GIVEN DATA.

----------------------------------------

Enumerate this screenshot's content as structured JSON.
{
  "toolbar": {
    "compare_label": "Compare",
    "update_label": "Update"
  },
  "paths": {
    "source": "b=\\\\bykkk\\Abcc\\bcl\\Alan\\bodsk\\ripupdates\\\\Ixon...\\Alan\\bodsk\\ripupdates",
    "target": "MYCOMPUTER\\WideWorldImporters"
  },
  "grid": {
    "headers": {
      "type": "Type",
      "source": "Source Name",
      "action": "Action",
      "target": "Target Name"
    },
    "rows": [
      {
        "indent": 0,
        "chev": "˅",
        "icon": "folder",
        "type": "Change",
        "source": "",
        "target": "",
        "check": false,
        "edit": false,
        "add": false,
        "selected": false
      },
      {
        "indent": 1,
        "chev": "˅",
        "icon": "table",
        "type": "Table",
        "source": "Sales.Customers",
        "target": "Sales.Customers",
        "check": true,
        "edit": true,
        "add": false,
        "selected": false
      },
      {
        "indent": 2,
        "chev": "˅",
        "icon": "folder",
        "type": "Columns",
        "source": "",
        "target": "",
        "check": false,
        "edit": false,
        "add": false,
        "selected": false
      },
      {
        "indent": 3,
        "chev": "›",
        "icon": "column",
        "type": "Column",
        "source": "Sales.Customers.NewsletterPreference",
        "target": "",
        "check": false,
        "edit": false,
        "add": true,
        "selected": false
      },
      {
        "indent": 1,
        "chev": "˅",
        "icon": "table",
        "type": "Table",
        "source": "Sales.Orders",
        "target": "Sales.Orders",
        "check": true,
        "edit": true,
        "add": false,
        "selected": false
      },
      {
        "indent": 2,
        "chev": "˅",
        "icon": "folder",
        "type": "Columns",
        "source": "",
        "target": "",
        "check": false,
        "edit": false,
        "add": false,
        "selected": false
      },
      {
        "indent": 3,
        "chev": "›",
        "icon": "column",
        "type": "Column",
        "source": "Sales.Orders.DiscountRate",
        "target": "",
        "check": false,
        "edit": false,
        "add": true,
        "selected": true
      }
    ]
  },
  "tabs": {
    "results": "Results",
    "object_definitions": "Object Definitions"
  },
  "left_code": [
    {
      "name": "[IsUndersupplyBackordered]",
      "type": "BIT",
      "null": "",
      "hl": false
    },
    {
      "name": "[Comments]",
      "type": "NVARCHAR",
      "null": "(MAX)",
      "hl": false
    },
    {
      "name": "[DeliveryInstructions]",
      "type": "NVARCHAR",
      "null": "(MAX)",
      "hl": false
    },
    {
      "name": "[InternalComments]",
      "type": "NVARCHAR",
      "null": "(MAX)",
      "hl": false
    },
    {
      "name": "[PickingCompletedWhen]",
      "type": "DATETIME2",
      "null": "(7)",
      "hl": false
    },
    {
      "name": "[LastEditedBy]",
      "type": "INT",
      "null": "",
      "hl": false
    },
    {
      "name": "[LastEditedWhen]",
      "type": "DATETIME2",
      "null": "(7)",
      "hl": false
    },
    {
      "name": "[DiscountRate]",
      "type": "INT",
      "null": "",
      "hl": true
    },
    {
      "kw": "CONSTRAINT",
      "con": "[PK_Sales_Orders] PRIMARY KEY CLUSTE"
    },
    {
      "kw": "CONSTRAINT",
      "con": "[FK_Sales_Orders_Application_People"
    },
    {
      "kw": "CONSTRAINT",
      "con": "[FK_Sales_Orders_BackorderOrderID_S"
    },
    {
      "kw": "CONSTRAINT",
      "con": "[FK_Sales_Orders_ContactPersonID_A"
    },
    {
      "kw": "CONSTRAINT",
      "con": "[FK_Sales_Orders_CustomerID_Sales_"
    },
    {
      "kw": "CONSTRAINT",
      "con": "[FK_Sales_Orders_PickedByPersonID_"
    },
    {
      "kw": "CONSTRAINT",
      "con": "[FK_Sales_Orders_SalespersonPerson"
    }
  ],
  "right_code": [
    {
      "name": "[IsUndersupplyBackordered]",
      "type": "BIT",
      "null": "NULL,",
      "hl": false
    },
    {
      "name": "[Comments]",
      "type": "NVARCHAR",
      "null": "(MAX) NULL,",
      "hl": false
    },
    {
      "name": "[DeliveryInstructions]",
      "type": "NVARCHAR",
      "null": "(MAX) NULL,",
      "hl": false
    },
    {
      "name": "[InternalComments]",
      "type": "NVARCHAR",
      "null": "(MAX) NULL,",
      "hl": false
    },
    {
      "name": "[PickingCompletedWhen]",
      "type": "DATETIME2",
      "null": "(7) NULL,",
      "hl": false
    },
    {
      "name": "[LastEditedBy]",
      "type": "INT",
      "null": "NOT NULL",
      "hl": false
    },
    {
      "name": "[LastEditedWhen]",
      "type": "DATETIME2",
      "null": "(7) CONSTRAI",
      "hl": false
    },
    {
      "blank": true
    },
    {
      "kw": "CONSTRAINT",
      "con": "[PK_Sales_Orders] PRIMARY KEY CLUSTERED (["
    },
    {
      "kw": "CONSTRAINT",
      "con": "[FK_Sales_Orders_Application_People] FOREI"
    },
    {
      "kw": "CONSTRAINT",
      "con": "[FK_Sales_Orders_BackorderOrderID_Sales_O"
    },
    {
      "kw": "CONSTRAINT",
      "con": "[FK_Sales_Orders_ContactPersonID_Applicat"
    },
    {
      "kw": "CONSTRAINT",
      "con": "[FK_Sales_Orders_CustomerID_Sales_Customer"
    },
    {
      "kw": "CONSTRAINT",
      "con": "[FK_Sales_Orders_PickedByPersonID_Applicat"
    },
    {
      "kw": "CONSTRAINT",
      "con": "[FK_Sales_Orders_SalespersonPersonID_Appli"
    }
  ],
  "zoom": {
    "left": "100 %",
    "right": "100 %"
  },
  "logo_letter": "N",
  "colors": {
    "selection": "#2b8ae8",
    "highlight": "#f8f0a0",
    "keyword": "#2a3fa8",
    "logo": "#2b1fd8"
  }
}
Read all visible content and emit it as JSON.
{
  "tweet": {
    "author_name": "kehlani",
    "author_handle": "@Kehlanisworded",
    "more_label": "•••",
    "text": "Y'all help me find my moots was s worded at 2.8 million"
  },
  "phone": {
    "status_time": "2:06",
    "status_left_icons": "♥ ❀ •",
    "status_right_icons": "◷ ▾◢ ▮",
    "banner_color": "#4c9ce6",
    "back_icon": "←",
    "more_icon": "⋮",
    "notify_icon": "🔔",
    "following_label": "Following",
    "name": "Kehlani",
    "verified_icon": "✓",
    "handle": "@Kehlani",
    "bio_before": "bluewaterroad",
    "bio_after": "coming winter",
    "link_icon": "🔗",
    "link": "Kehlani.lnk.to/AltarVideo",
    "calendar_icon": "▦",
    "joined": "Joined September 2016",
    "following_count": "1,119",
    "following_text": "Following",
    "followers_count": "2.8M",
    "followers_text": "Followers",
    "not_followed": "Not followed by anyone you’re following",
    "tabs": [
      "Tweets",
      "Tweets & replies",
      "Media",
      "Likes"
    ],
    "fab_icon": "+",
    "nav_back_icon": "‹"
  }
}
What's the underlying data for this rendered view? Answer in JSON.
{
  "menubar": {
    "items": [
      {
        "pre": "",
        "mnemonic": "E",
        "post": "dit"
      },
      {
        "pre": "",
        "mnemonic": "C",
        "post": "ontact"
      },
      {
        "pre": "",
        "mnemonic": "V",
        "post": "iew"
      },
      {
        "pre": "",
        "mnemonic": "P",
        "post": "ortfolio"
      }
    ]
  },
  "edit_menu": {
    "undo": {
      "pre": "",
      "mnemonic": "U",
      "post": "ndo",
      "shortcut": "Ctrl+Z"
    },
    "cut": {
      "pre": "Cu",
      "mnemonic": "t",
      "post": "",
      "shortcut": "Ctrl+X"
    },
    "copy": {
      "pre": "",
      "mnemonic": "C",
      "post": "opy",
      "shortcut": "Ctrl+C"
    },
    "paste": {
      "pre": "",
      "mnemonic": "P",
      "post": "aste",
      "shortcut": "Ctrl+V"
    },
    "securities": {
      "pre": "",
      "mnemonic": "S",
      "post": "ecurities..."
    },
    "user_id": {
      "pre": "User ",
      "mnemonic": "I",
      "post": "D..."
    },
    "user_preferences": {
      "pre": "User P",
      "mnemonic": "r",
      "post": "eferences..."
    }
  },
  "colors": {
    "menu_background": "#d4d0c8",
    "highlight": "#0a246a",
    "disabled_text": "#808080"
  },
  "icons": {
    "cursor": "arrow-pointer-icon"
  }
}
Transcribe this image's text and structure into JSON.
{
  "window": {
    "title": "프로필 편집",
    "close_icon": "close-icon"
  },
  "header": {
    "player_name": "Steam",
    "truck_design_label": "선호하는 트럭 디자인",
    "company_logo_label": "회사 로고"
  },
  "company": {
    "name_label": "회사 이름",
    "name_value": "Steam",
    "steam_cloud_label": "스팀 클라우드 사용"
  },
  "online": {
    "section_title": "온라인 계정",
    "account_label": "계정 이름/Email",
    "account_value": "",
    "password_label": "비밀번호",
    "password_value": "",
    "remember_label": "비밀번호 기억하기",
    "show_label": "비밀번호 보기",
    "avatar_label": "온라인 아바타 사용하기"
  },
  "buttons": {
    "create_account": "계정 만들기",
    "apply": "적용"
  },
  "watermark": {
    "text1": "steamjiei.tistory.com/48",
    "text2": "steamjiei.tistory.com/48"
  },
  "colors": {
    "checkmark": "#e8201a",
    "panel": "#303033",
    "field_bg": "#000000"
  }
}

----------------------------------------

INSTRUCTIONS FOR THE TASK. Extract, verbatim, the lines from the one containing "Transcribe this image's" through the last line of the listing above.

EXERCISE SOLUTION.
Transcribe this image's text and structure into JSON.
{
  "window": {
    "title": "프로필 편집",
    "close_icon": "close-icon"
  },
  "header": {
    "player_name": "Steam",
    "truck_design_label": "선호하는 트럭 디자인",
    "company_logo_label": "회사 로고"
  },
  "company": {
    "name_label": "회사 이름",
    "name_value": "Steam",
    "steam_cloud_label": "스팀 클라우드 사용"
  },
  "online": {
    "section_title": "온라인 계정",
    "account_label": "계정 이름/Email",
    "account_value": "",
    "password_label": "비밀번호",
    "password_value": "",
    "remember_label": "비밀번호 기억하기",
    "show_label": "비밀번호 보기",
    "avatar_label": "온라인 아바타 사용하기"
  },
  "buttons": {
    "create_account": "계정 만들기",
    "apply": "적용"
  },
  "watermark": {
    "text1": "steamjiei.tistory.com/48",
    "text2": "steamjiei.tistory.com/48"
  },
  "colors": {
    "checkmark": "#e8201a",
    "panel": "#303033",
    "field_bg": "#000000"
  }
}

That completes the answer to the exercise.